> EXTRAIT DE LA SOURCE:
La relation familiale joue un rôle important dans la détermination du taux en la matière. Par le passé, les taux les plus avantageux ne s'appliquaient qu'aux personnes mariées. Les droits de succession ayant été régionalisés, les trois Régions du pays pratiquent aujourd'hui des modalités et des taux différents.

  • La Flandre a égalisé les droits de succession entre les personnes mariées, les cohabitants légaux et les cohabitants de fait (depuis au moins 1 an). Il faut toutefois, dans le cadre des cohabitants de fait, pouvoir apporter la preuve d'une vie commune et d'une cohabitation ininterrompue d'au moins un an. La preuve peut être aisément apportée grâce à un extrait du registre de la population (inscription des deux cohabitants à la même adresse).
  • La Wallonie et Bruxelles ont uniquement égalisé les droits entre les personnes mariées et les cohabitants légaux. La Région wallonne est même plus exigeante encore que la Région bruxelloise, puisqu'elle exige une cohabitation légale de plus d'un an avant la donation ou l'ouverture de la succession.
  • Une nouveauté entre en vigueur en Région bruxelloise pour les successions à partir du 1er janvier 2024. Les cohabitants de fait qui totalise au moins une année de vie commune ininterrompue bénéficieront désormais du même tarif que les couples mariés et les cohabitants légaux. Pour bénéficier du tarif préférentiel des logements familiaux, il faudra attendre trois années de vie commune.

Quelques exemples chiffrés

L'un des partenaires hérite de 100 000 €. De quel montant devront s'acquitter les membres du couple selon leur régime et leur Région ?

  • En Flandre, les droits de succession s'élèveront à 6 000 € pour les cohabitants de fait (de plus d'un an), les cohabitants légaux et les personnes mariées.
  • À Bruxelles, les droits de succession s'élèveront à 5 500 € pour les cohabitants légaux et mariés, et à 50 000 € pour les cohabitants de fait.
  • En Wallonie, les droits de succession s'élèveront à 5 630 € pour les cohabitants légaux et mariés, et à 58 125 € pour les cohabitants de fait.

Les différences ne sont donc pas négligeables, puisque les cohabitants de fait en Wallonie et à Bruxelles devront payer près de 10 fois plus de droits de succession que les cohabitants légaux et mariés. Toutefois, comme expliqué ci-dessus, les cohabitants de fait à Bruxelles qui vivent ensemble depuis au moins 1 an pourront bénéficier du même tarif que les couples mariés et cohabitants légaux à partir du 1er janvier 2024.

L'égalisation entre mariés et cohabitants légaux concerne la tarification, mais le droit successoral légal. Les cohabitants légaux héritent donc différemment des personnes mariées, et les cohabitants de fait n'héritent pas automatiquement l'un de l'autre.

> DONNÉES ENREGISTRÉES:
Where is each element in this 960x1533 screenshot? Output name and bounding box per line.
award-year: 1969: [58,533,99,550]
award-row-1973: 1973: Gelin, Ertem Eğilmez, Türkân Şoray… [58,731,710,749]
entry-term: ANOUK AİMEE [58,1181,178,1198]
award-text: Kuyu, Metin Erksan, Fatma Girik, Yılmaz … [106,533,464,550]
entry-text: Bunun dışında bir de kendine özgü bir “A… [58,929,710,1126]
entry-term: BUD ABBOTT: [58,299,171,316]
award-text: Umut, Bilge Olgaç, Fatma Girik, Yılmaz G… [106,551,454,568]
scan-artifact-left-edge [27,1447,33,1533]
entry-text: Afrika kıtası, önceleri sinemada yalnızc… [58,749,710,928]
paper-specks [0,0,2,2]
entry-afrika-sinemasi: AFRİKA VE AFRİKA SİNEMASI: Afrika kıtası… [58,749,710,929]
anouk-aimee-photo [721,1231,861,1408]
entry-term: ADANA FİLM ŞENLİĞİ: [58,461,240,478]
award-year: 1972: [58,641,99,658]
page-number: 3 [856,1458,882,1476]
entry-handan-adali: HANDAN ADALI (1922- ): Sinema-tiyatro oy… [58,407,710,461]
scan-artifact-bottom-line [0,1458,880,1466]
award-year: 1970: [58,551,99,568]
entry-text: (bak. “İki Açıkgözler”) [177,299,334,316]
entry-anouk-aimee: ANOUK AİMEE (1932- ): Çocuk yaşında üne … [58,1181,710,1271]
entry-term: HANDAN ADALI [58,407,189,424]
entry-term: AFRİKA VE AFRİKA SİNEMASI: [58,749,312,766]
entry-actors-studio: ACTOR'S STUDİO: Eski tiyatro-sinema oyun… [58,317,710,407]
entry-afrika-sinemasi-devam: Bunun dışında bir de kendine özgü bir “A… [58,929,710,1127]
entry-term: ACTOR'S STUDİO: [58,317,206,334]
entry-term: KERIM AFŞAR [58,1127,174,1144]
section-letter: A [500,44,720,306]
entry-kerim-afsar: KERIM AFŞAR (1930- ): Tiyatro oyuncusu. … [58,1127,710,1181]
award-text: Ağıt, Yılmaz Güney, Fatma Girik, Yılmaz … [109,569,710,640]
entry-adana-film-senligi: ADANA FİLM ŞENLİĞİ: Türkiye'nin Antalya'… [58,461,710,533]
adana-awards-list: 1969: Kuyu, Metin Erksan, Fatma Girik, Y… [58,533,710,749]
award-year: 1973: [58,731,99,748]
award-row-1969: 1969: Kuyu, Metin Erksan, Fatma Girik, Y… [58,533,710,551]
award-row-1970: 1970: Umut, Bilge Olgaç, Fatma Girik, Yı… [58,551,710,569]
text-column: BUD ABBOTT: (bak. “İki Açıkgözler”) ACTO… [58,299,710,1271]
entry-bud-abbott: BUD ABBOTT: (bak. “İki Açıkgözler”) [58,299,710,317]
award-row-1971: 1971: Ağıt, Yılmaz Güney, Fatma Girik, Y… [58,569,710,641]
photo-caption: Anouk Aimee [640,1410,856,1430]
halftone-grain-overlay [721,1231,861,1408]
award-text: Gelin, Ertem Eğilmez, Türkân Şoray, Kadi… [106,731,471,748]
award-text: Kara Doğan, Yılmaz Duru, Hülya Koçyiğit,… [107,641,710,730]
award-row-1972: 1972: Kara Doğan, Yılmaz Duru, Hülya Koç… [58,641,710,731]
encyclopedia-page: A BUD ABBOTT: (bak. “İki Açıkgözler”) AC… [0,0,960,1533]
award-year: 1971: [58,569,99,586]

> EXERCICE PROPOSÉ: Transcrivez mot pour mot le passage de l'extrait sur les droits de succession qui va de « Quelques exemples chiffrés » jusqu'à « et leur Région ? » inclus.

> CORRIGÉ CI-DESSOUS:
Quelques exemples chiffrés

L'un des partenaires hérite de 100 000 €. De quel montant devront s'acquitter les membres du couple selon leur régime et leur Région ?